** Start of Given data **
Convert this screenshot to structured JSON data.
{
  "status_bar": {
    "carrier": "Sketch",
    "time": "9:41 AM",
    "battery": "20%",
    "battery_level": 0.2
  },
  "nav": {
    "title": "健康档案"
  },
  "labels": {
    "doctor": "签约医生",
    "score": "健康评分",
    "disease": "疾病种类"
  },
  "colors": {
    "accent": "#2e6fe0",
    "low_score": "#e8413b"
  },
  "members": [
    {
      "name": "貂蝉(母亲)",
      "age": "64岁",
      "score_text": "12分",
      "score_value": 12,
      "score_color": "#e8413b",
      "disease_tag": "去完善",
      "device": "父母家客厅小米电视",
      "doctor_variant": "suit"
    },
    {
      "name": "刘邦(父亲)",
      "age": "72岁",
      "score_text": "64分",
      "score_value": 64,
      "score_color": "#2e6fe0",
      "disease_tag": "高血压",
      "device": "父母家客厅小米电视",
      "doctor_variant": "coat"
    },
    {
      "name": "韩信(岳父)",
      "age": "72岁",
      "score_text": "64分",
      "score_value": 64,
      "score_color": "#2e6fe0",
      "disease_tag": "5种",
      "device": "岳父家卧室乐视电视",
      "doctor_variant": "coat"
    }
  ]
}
** End of Given data **
## Problem details
Recopy the whole listing exactly.

## Solved exercise
Convert this screenshot to structured JSON data.
{
  "status_bar": {
    "carrier": "Sketch",
    "time": "9:41 AM",
    "battery": "20%",
    "battery_level": 0.2
  },
  "nav": {
    "title": "健康档案"
  },
  "labels": {
    "doctor": "签约医生",
    "score": "健康评分",
    "disease": "疾病种类"
  },
  "colors": {
    "accent": "#2e6fe0",
    "low_score": "#e8413b"
  },
  "members": [
    {
      "name": "貂蝉(母亲)",
      "age": "64岁",
      "score_text": "12分",
      "score_value": 12,
      "score_color": "#e8413b",
      "disease_tag": "去完善",
      "device": "父母家客厅小米电视",
      "doctor_variant": "suit"
    },
    {
      "name": "刘邦(父亲)",
      "age": "72岁",
      "score_text": "64分",
      "score_value": 64,
      "score_color": "#2e6fe0",
      "disease_tag": "高血压",
      "device": "父母家客厅小米电视",
      "doctor_variant": "coat"
    },
    {
      "name": "韩信(岳父)",
      "age": "72岁",
      "score_text": "64分",
      "score_value": 64,
      "score_color": "#2e6fe0",
      "disease_tag": "5种",
      "device": "岳父家卧室乐视电视",
      "doctor_variant": "coat"
    }
  ]
}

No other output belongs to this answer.